■ **Prompt**:
Check every line below for the word "ylabel" and show those that hold it.
:: Data provided ::
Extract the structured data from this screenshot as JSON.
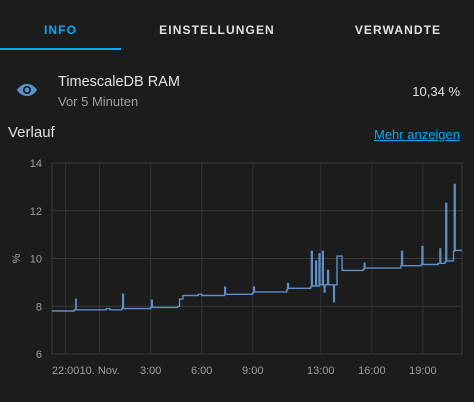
{
  "tabs": [
    {
      "label": "INFO",
      "active": true
    },
    {
      "label": "EINSTELLUNGEN",
      "active": false
    },
    {
      "label": "VERWANDTE",
      "active": false
    }
  ],
  "entity": {
    "icon": "eye-icon",
    "name": "TimescaleDB RAM",
    "last_changed": "Vor 5 Minuten",
    "value": "10,34 %"
  },
  "history": {
    "title": "Verlauf",
    "more_link": "Mehr anzeigen"
  },
  "colors": {
    "accent": "#03a9f4",
    "line": "#5b8fc6",
    "background": "#1c1c1c"
  },
  "chart_data": {
    "type": "line",
    "ylabel": "%",
    "ylim": [
      6,
      14
    ],
    "yticks": [
      6,
      8,
      10,
      12,
      14
    ],
    "xticks": [
      {
        "label": "22:00",
        "t": 0
      },
      {
        "label": "10. Nov.",
        "t": 2
      },
      {
        "label": "3:00",
        "t": 5
      },
      {
        "label": "6:00",
        "t": 8
      },
      {
        "label": "9:00",
        "t": 11
      },
      {
        "label": "13:00",
        "t": 15
      },
      {
        "label": "16:00",
        "t": 18
      },
      {
        "label": "19:00",
        "t": 21
      }
    ],
    "xlim": [
      -0.8,
      23.3
    ],
    "grid": true,
    "series": [
      {
        "points": [
          [
            -0.8,
            7.8
          ],
          [
            0.5,
            7.85
          ],
          [
            0.6,
            8.3
          ],
          [
            0.62,
            7.85
          ],
          [
            2.4,
            7.9
          ],
          [
            2.6,
            7.85
          ],
          [
            3.3,
            7.9
          ],
          [
            3.35,
            8.5
          ],
          [
            3.4,
            7.9
          ],
          [
            5.0,
            7.95
          ],
          [
            5.05,
            8.25
          ],
          [
            5.1,
            7.95
          ],
          [
            6.6,
            8.0
          ],
          [
            6.7,
            8.3
          ],
          [
            6.8,
            8.3
          ],
          [
            6.9,
            8.45
          ],
          [
            7.5,
            8.45
          ],
          [
            7.8,
            8.5
          ],
          [
            8.0,
            8.45
          ],
          [
            9.3,
            8.45
          ],
          [
            9.35,
            8.8
          ],
          [
            9.4,
            8.5
          ],
          [
            11.0,
            8.55
          ],
          [
            11.05,
            8.8
          ],
          [
            11.1,
            8.6
          ],
          [
            13.0,
            8.7
          ],
          [
            13.05,
            8.95
          ],
          [
            13.1,
            8.75
          ],
          [
            14.4,
            8.8
          ],
          [
            14.45,
            10.3
          ],
          [
            14.5,
            8.85
          ],
          [
            14.7,
            9.9
          ],
          [
            14.75,
            8.85
          ],
          [
            14.9,
            10.2
          ],
          [
            14.95,
            8.9
          ],
          [
            15.1,
            10.3
          ],
          [
            15.15,
            8.9
          ],
          [
            15.2,
            8.6
          ],
          [
            15.25,
            8.9
          ],
          [
            15.4,
            9.5
          ],
          [
            15.45,
            8.9
          ],
          [
            15.7,
            8.9
          ],
          [
            15.75,
            8.2
          ],
          [
            15.8,
            8.9
          ],
          [
            15.9,
            8.9
          ],
          [
            15.95,
            10.1
          ],
          [
            16.2,
            10.1
          ],
          [
            16.25,
            9.5
          ],
          [
            17.5,
            9.55
          ],
          [
            17.55,
            9.8
          ],
          [
            17.6,
            9.6
          ],
          [
            19.7,
            9.7
          ],
          [
            19.75,
            10.3
          ],
          [
            19.8,
            9.7
          ],
          [
            20.9,
            9.75
          ],
          [
            20.95,
            10.5
          ],
          [
            21.0,
            9.75
          ],
          [
            21.9,
            9.8
          ],
          [
            22.0,
            10.4
          ],
          [
            22.05,
            9.8
          ],
          [
            22.3,
            9.85
          ],
          [
            22.35,
            12.3
          ],
          [
            22.4,
            9.9
          ],
          [
            22.8,
            10.3
          ],
          [
            22.85,
            13.1
          ],
          [
            22.9,
            10.34
          ],
          [
            23.3,
            10.34
          ]
        ]
      }
    ]
  }
}
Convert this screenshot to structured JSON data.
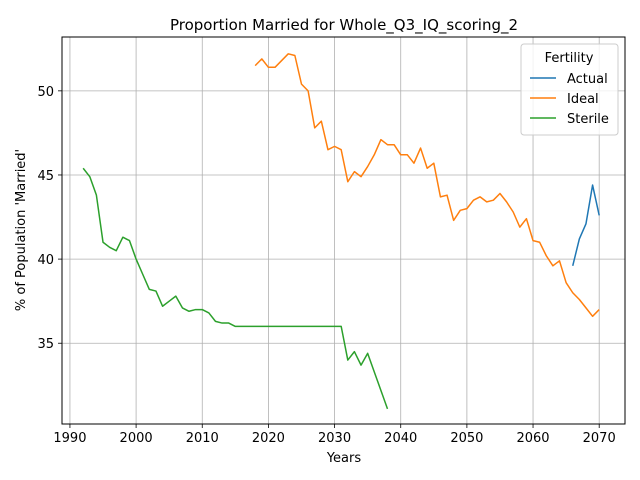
{
  "chart_data": {
    "type": "line",
    "title": "Proportion Married for Whole_Q3_IQ_scoring_2",
    "xlabel": "Years",
    "ylabel": "% of Population 'Married'",
    "xlim": [
      1988.8,
      2073.9
    ],
    "ylim": [
      30.2,
      53.2
    ],
    "xticks": [
      1990,
      2000,
      2010,
      2020,
      2030,
      2040,
      2050,
      2060,
      2070
    ],
    "yticks": [
      35,
      40,
      45,
      50
    ],
    "grid": true,
    "legend": {
      "title": "Fertility",
      "placement": "top-right"
    },
    "series": [
      {
        "name": "Actual",
        "color": "#1f77b4",
        "x": [
          2066,
          2067,
          2068,
          2069,
          2070
        ],
        "y": [
          39.6,
          41.2,
          42.1,
          44.4,
          42.6
        ]
      },
      {
        "name": "Ideal",
        "color": "#ff7f0e",
        "x": [
          2018,
          2019,
          2020,
          2021,
          2022,
          2023,
          2024,
          2025,
          2026,
          2027,
          2028,
          2029,
          2030,
          2031,
          2032,
          2033,
          2034,
          2035,
          2036,
          2037,
          2038,
          2039,
          2040,
          2041,
          2042,
          2043,
          2044,
          2045,
          2046,
          2047,
          2048,
          2049,
          2050,
          2051,
          2052,
          2053,
          2054,
          2055,
          2056,
          2057,
          2058,
          2059,
          2060,
          2061,
          2062,
          2063,
          2064,
          2065,
          2066,
          2067,
          2068,
          2069,
          2070
        ],
        "y": [
          51.5,
          51.9,
          51.4,
          51.4,
          51.8,
          52.2,
          52.1,
          50.4,
          50.0,
          47.8,
          48.2,
          46.5,
          46.7,
          46.5,
          44.6,
          45.2,
          44.9,
          45.5,
          46.2,
          47.1,
          46.8,
          46.8,
          46.2,
          46.2,
          45.7,
          46.6,
          45.4,
          45.7,
          43.7,
          43.8,
          42.3,
          42.9,
          43.0,
          43.5,
          43.7,
          43.4,
          43.5,
          43.9,
          43.4,
          42.8,
          41.9,
          42.4,
          41.1,
          41.0,
          40.2,
          39.6,
          39.9,
          38.6,
          38.0,
          37.6,
          37.1,
          36.6,
          37.0
        ]
      },
      {
        "name": "Sterile",
        "color": "#2ca02c",
        "x": [
          1992,
          1993,
          1994,
          1995,
          1996,
          1997,
          1998,
          1999,
          2000,
          2001,
          2002,
          2003,
          2004,
          2005,
          2006,
          2007,
          2008,
          2009,
          2010,
          2011,
          2012,
          2013,
          2014,
          2015,
          2016,
          2017,
          2018,
          2019,
          2020,
          2021,
          2022,
          2023,
          2024,
          2025,
          2026,
          2027,
          2028,
          2029,
          2030,
          2031,
          2032,
          2033,
          2034,
          2035,
          2036,
          2037,
          2038
        ],
        "y": [
          45.4,
          44.9,
          43.8,
          41.0,
          40.7,
          40.5,
          41.3,
          41.1,
          40.0,
          39.1,
          38.2,
          38.1,
          37.2,
          37.5,
          37.8,
          37.1,
          36.9,
          37.0,
          37.0,
          36.8,
          36.3,
          36.2,
          36.2,
          36.0,
          36.0,
          36.0,
          36.0,
          36.0,
          36.0,
          36.0,
          36.0,
          36.0,
          36.0,
          36.0,
          36.0,
          36.0,
          36.0,
          36.0,
          36.0,
          36.0,
          34.0,
          34.5,
          33.7,
          34.4,
          33.3,
          32.2,
          31.1
        ]
      }
    ]
  }
}
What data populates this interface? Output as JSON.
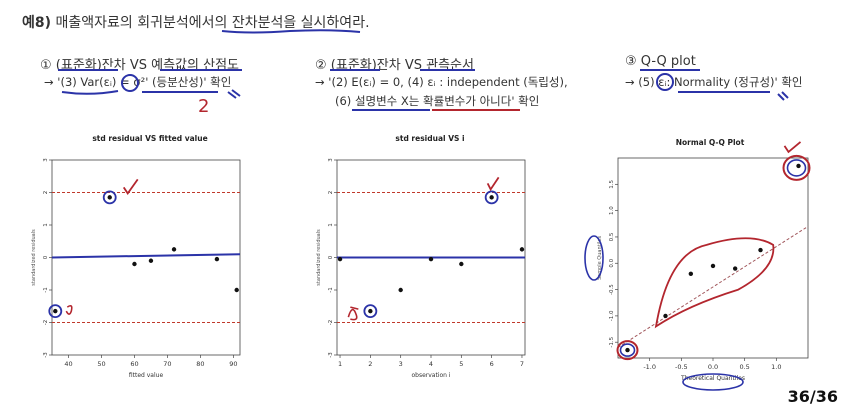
{
  "heading": {
    "number": "예8)",
    "text": " 매출액자료의 회귀분석에서의 잔차분석을 실시하여라."
  },
  "sections": [
    {
      "title": "① (표준화)잔차 VS 예측값의 산점도",
      "lines": [
        "→ '(3) Var(εᵢ) = σ²' (등분산성)' 확인"
      ]
    },
    {
      "title": "② (표준화)잔차 VS 관측순서",
      "lines": [
        "→ '(2) E(εᵢ) = 0, (4) εᵢ : independent (독립성),",
        "(6) 설명변수 X는 확률변수가 아니다' 확인"
      ]
    },
    {
      "title": "③ Q-Q plot",
      "lines": [
        "→ (5) εᵢ: Normality (정규성)' 확인"
      ]
    }
  ],
  "annotations": {
    "handwritten_2": "2"
  },
  "chart_data": [
    {
      "type": "scatter",
      "title": "std residual VS fitted value",
      "xlabel": "fitted value",
      "ylabel": "standardized residuals",
      "xlim": [
        35,
        92
      ],
      "ylim": [
        -3,
        3
      ],
      "xticks": [
        40,
        50,
        60,
        70,
        80,
        90
      ],
      "yticks": [
        -3,
        -2,
        -1,
        0,
        1,
        2,
        3
      ],
      "x": [
        36,
        52.5,
        60,
        65,
        72,
        85,
        91
      ],
      "y": [
        -1.65,
        1.85,
        -0.2,
        -0.1,
        0.25,
        -0.05,
        -1.0
      ],
      "reference_lines": [
        2,
        -2
      ],
      "fit_line": [
        0,
        0.1
      ]
    },
    {
      "type": "scatter",
      "title": "std residual VS i",
      "xlabel": "observation i",
      "ylabel": "standardized residuals",
      "xlim": [
        0.9,
        7.1
      ],
      "ylim": [
        -3,
        3
      ],
      "xticks": [
        1,
        2,
        3,
        4,
        5,
        6,
        7
      ],
      "yticks": [
        -3,
        -2,
        -1,
        0,
        1,
        2,
        3
      ],
      "x": [
        1,
        2,
        3,
        4,
        5,
        6,
        7
      ],
      "y": [
        -0.05,
        -1.65,
        -1.0,
        -0.05,
        -0.2,
        1.85,
        0.25
      ],
      "reference_lines": [
        2,
        -2
      ],
      "fit_line": [
        0,
        0
      ]
    },
    {
      "type": "scatter",
      "title": "Normal Q-Q Plot",
      "xlabel": "Theoretical Quantiles",
      "ylabel": "Sample Quantiles",
      "xlim": [
        -1.5,
        1.5
      ],
      "ylim": [
        -1.8,
        2.0
      ],
      "xticks": [
        -1.0,
        -0.5,
        0.0,
        0.5,
        1.0
      ],
      "yticks": [
        -1.5,
        -1.0,
        -0.5,
        0.0,
        0.5,
        1.0,
        1.5
      ],
      "x": [
        -1.35,
        -0.75,
        -0.35,
        0.0,
        0.35,
        0.75,
        1.35
      ],
      "y": [
        -1.65,
        -1.0,
        -0.2,
        -0.05,
        -0.1,
        0.25,
        1.85
      ],
      "reference_line": {
        "x": [
          -1.5,
          1.5
        ],
        "y": [
          -1.6,
          0.7
        ]
      }
    }
  ],
  "page": {
    "current": "36",
    "total": "36",
    "label": "36/36"
  },
  "colors": {
    "marker": "#1a237e",
    "red": "#b3262e",
    "fit_line": "#2b33a8",
    "ref": "#c0392b"
  }
}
:::
■ **Final result**:
    "ylabel": "%",
    "ylabel": "% of Population 'Married'",
      "ylabel": "standardized residuals",
      "ylabel": "standardized residuals",
      "ylabel": "Sample Quantiles",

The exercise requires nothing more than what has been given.